WHAT TO PRODUCE ->
Copy out every line in which the string "Misweg" occurs.

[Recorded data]
------------------------------

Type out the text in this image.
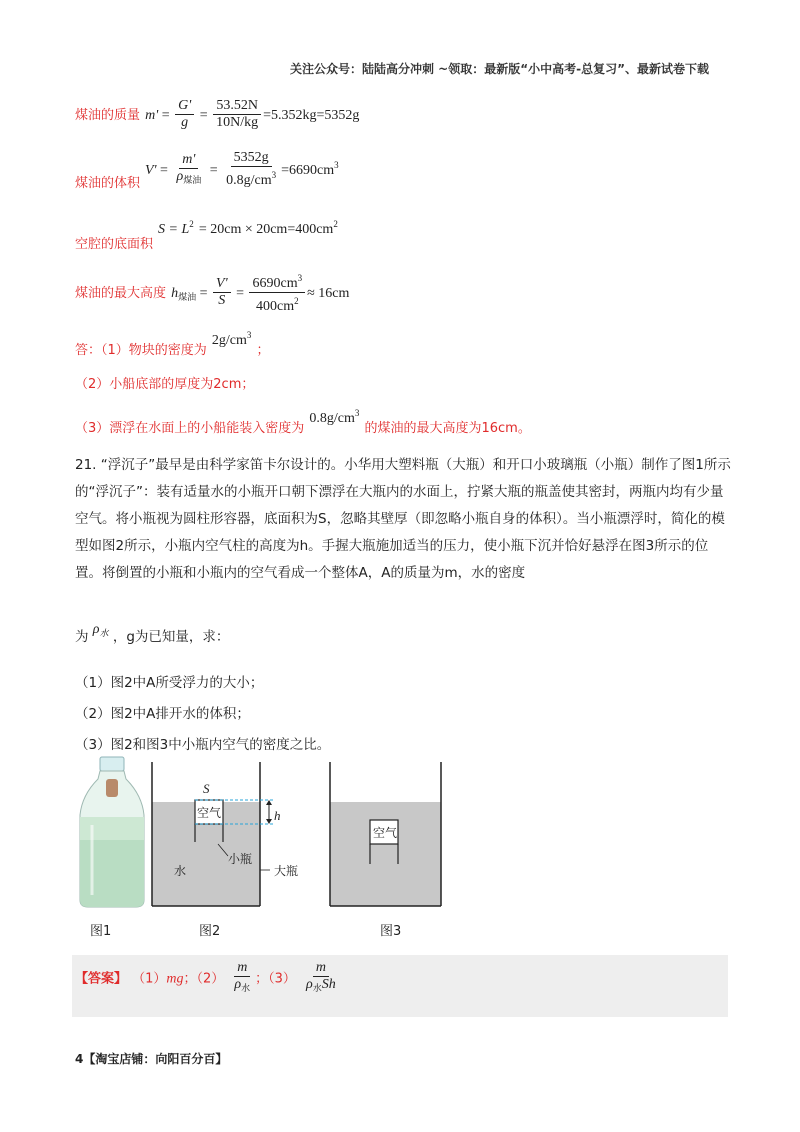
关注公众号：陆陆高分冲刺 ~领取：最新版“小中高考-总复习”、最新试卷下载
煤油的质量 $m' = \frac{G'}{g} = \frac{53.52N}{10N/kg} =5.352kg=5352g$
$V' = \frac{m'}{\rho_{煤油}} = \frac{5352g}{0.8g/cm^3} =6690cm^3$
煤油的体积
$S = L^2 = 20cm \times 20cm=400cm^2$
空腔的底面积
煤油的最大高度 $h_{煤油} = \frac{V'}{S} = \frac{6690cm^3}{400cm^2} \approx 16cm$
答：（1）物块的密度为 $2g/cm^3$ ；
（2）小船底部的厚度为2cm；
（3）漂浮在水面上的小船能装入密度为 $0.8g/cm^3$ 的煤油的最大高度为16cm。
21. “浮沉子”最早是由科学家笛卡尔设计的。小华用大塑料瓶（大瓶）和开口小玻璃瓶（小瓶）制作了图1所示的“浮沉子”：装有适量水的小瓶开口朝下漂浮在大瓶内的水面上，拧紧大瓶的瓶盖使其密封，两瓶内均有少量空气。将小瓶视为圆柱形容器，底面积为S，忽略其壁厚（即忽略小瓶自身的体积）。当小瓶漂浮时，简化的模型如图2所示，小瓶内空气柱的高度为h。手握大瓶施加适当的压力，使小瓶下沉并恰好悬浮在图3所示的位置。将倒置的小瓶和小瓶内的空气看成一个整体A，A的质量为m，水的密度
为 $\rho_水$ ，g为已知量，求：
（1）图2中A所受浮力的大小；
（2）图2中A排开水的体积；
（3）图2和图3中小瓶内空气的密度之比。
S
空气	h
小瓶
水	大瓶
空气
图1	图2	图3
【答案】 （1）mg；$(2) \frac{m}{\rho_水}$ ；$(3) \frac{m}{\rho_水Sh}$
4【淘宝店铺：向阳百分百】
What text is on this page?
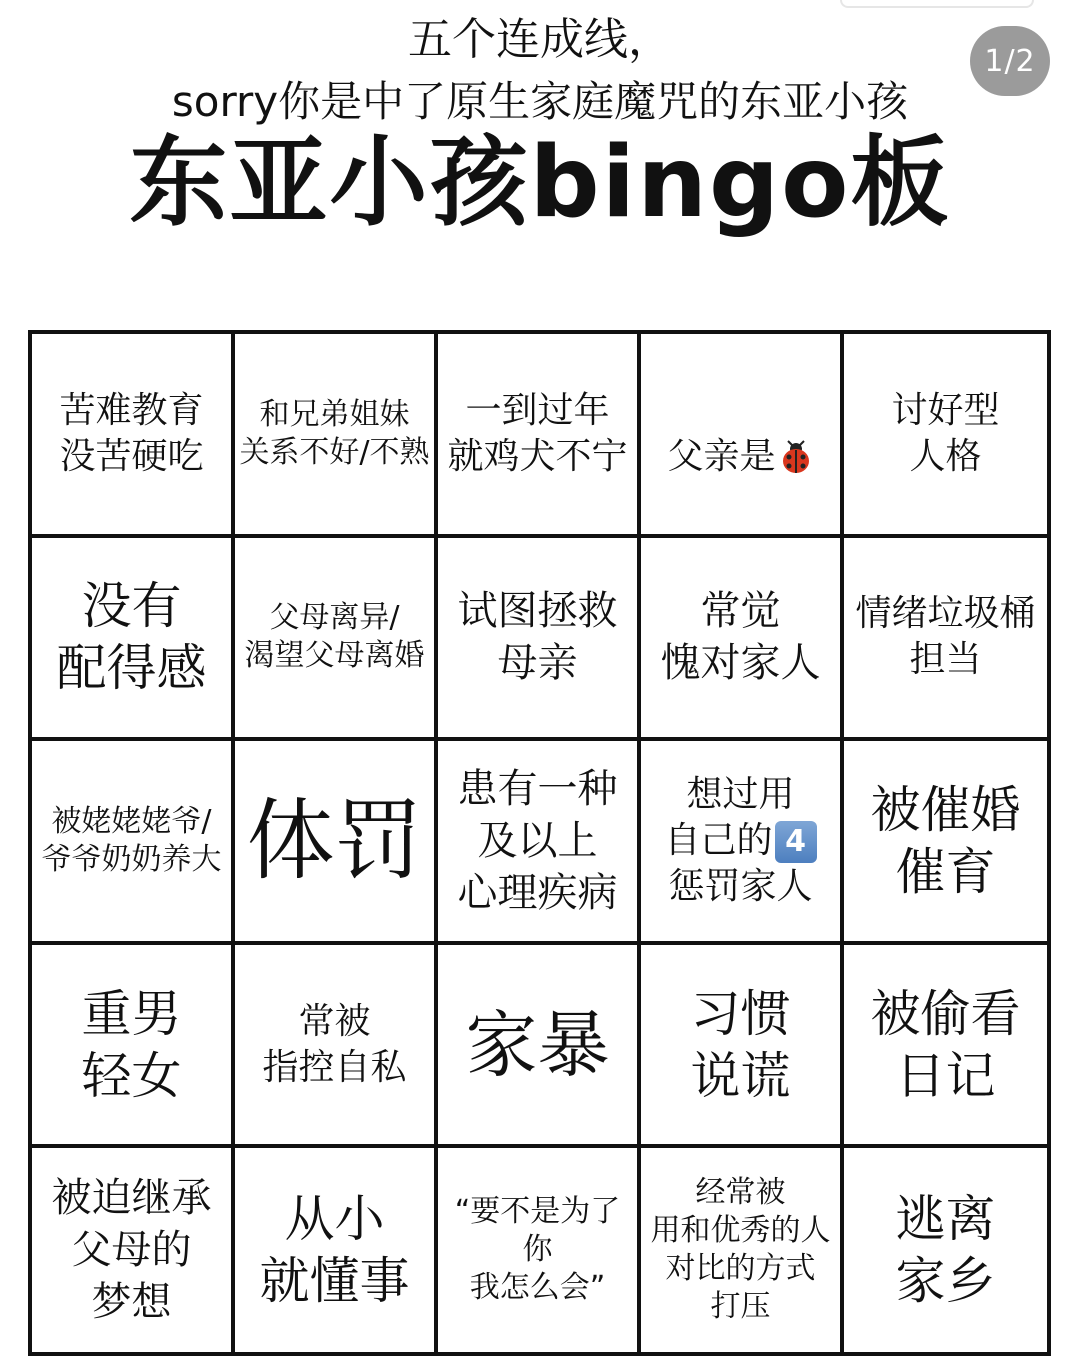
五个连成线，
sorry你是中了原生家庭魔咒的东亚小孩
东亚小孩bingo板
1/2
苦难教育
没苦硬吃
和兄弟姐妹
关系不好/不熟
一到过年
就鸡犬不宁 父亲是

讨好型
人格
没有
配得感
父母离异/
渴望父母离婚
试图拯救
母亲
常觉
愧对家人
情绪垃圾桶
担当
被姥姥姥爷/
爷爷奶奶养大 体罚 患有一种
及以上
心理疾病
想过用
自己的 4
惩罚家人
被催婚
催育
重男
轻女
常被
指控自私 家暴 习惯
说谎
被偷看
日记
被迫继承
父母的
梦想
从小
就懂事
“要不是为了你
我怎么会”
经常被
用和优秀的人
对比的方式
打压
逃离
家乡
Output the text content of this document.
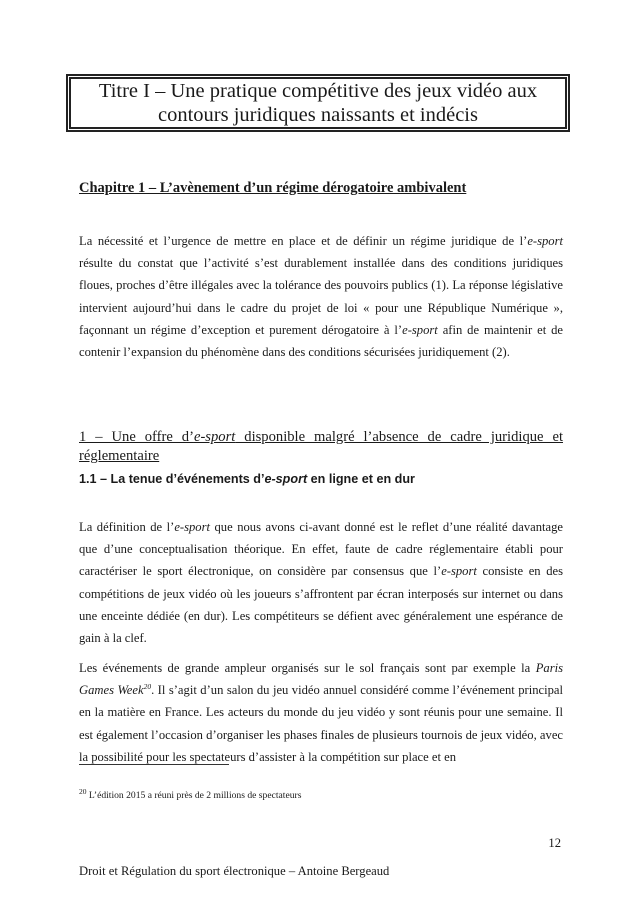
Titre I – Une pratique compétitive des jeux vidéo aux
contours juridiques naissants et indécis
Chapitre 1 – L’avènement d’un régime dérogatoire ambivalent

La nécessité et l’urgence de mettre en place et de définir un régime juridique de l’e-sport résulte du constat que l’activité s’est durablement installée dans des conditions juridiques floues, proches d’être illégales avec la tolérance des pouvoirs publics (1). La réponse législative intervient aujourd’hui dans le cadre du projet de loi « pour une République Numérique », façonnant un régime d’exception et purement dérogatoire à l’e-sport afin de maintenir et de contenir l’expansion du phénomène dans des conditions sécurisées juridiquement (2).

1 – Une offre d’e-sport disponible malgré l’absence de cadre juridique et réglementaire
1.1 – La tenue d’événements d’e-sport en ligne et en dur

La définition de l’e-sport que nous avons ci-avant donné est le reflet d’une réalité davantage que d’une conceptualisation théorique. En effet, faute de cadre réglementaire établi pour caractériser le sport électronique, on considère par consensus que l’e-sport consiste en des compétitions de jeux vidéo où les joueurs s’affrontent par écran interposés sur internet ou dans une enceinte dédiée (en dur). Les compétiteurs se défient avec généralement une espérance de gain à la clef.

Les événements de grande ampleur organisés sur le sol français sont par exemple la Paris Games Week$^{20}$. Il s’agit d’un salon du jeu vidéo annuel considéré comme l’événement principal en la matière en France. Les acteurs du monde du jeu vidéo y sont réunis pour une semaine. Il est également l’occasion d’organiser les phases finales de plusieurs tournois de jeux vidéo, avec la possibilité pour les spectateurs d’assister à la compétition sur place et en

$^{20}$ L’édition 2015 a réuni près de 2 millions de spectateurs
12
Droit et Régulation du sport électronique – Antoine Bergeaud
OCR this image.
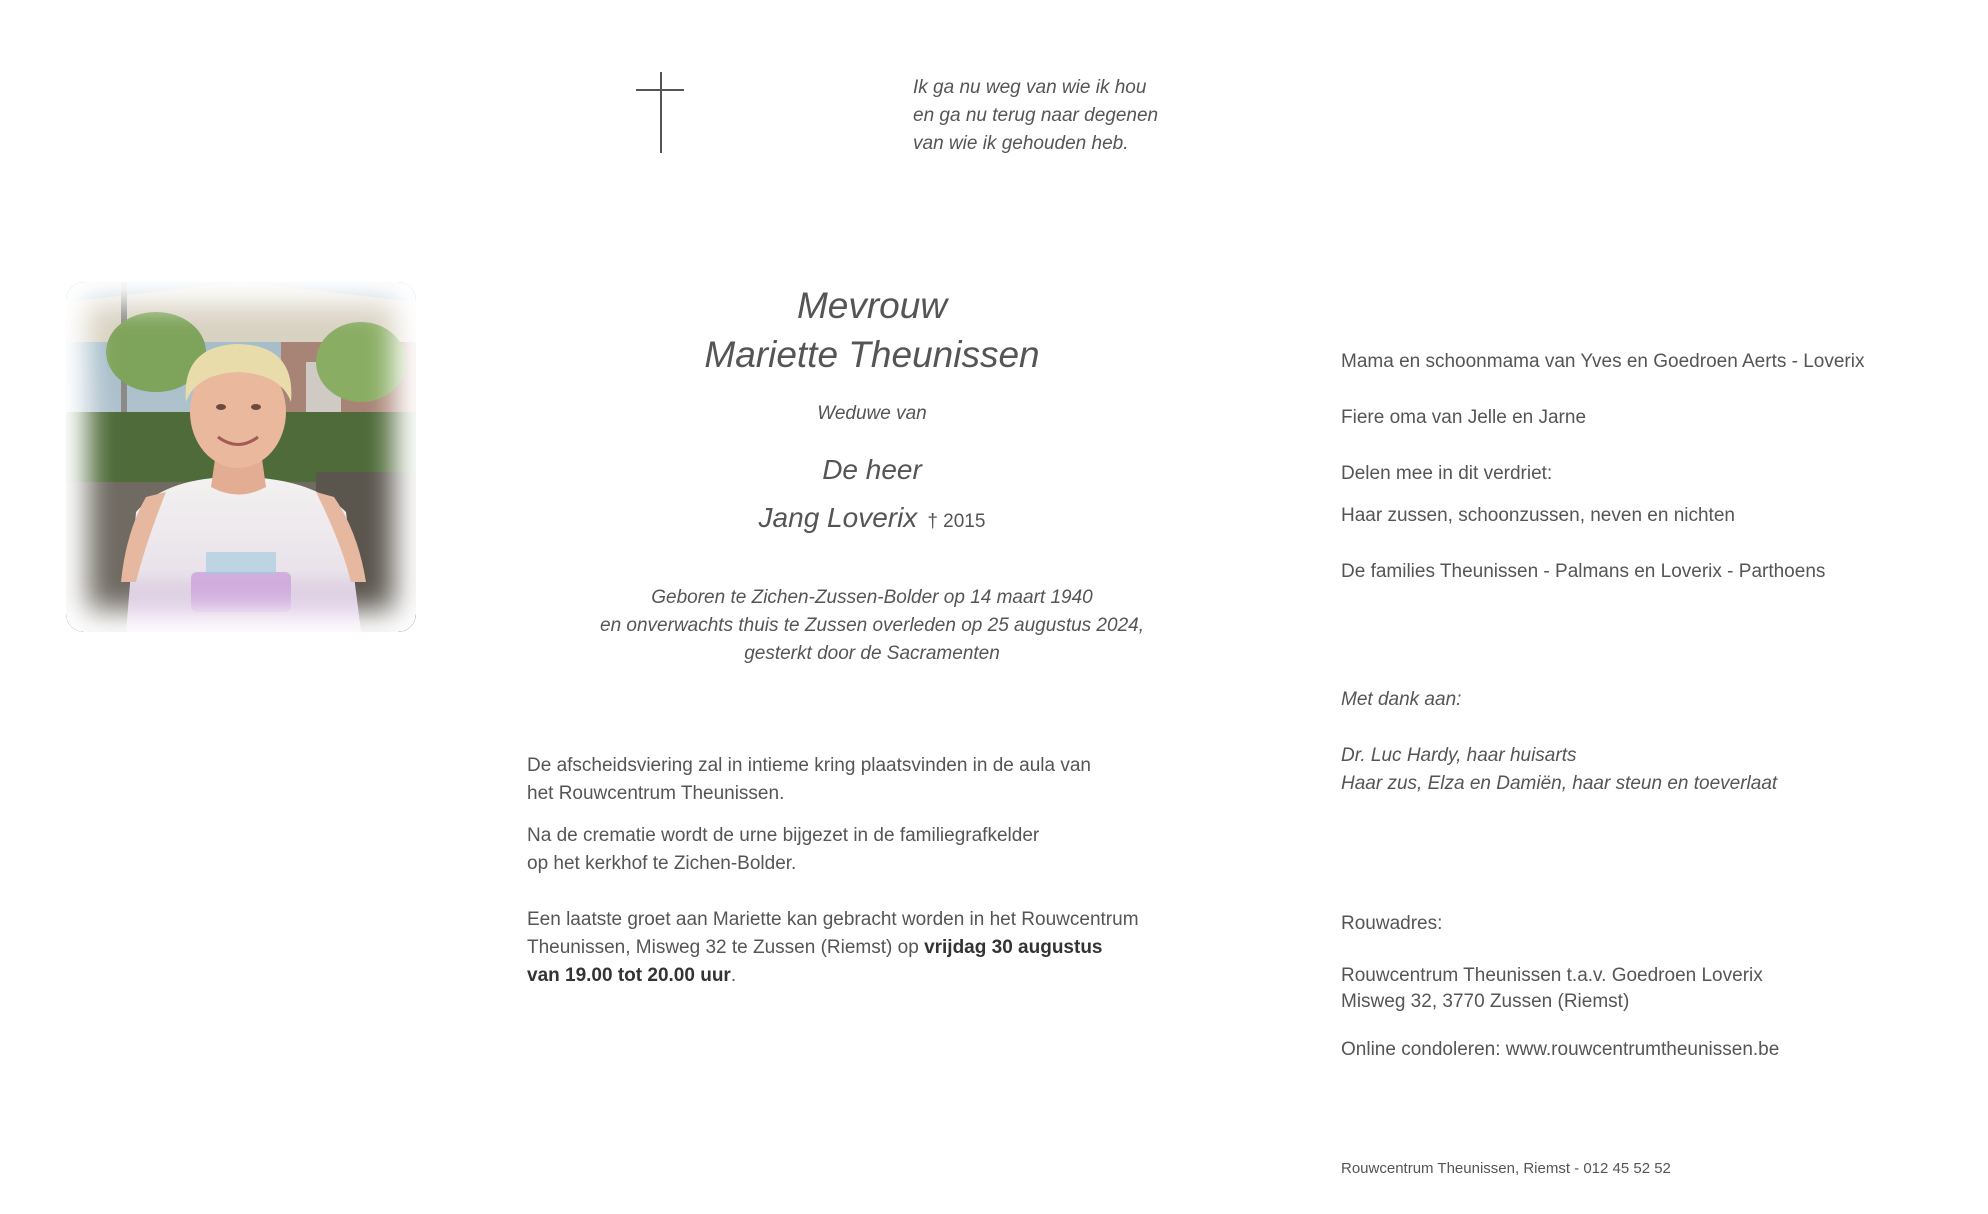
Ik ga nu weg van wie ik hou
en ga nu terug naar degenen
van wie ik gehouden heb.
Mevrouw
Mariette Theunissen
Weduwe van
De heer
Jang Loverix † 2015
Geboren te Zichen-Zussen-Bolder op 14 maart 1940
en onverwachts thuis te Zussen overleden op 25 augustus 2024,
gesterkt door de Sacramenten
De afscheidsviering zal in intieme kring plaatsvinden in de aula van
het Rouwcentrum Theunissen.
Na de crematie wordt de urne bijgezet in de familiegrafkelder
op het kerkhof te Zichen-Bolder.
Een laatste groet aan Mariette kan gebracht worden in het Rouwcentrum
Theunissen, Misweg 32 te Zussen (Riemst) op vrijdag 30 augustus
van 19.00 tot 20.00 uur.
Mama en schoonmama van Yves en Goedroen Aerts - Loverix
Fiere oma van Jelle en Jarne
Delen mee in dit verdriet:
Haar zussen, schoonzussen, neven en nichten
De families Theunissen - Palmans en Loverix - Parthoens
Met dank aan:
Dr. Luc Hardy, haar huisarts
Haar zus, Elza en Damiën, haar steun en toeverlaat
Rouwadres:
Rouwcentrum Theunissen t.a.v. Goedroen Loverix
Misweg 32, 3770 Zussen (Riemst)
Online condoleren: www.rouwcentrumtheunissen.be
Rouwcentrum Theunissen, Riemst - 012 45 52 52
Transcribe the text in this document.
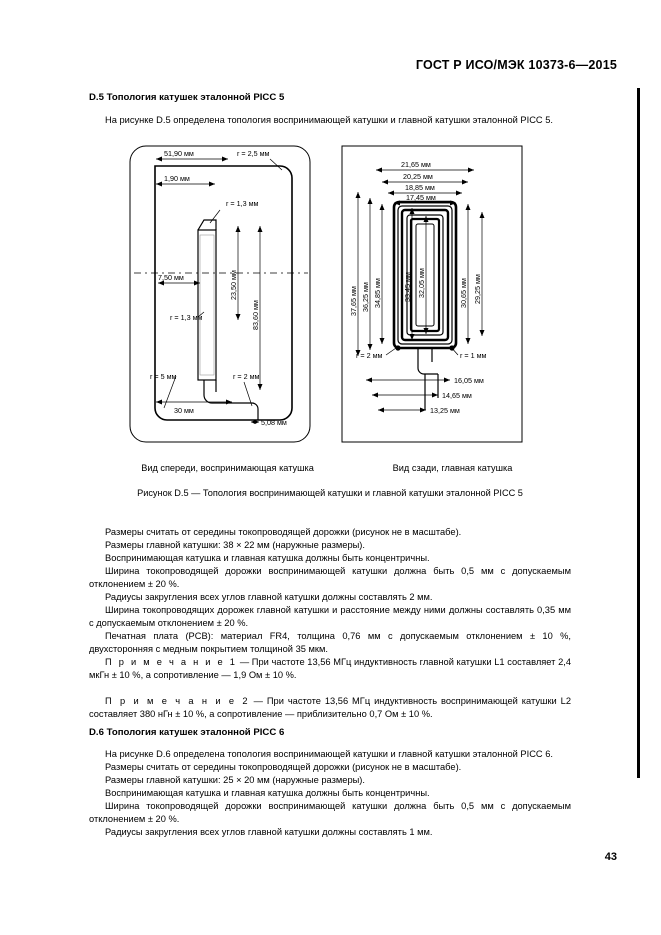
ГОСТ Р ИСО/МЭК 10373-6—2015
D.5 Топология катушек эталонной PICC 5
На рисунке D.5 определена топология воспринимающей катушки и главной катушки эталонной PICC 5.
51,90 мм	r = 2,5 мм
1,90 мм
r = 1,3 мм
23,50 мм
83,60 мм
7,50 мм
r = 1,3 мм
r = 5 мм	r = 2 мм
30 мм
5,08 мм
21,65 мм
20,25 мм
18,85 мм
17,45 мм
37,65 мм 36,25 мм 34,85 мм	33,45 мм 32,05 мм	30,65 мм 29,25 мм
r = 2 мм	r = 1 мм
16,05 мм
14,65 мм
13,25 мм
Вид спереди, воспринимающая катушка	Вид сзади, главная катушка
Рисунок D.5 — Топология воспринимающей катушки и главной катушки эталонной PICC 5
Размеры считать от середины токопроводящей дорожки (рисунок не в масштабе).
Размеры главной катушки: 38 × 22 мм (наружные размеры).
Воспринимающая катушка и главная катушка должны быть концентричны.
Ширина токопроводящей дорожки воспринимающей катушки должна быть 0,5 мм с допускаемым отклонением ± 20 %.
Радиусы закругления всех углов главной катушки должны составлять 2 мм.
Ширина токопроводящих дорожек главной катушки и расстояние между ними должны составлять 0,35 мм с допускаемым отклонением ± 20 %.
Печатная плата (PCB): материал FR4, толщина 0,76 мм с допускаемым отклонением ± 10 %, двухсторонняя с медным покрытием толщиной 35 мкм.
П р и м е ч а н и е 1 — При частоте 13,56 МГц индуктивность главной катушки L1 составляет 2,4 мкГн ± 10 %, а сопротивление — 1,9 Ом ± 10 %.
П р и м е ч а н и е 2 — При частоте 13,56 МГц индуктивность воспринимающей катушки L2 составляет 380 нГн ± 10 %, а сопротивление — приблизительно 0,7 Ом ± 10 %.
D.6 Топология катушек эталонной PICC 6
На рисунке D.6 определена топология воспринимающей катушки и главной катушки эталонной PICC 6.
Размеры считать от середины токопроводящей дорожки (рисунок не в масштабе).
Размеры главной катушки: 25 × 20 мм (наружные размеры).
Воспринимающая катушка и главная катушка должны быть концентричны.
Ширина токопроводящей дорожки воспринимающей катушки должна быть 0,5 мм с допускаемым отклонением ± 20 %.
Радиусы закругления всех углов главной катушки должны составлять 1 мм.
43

------------------------------

RESULT BELOW ->
Theunissen, Misweg 32 te Zussen (Riemst) op vrijdag 30 augustus
Misweg 32, 3770 Zussen (Riemst)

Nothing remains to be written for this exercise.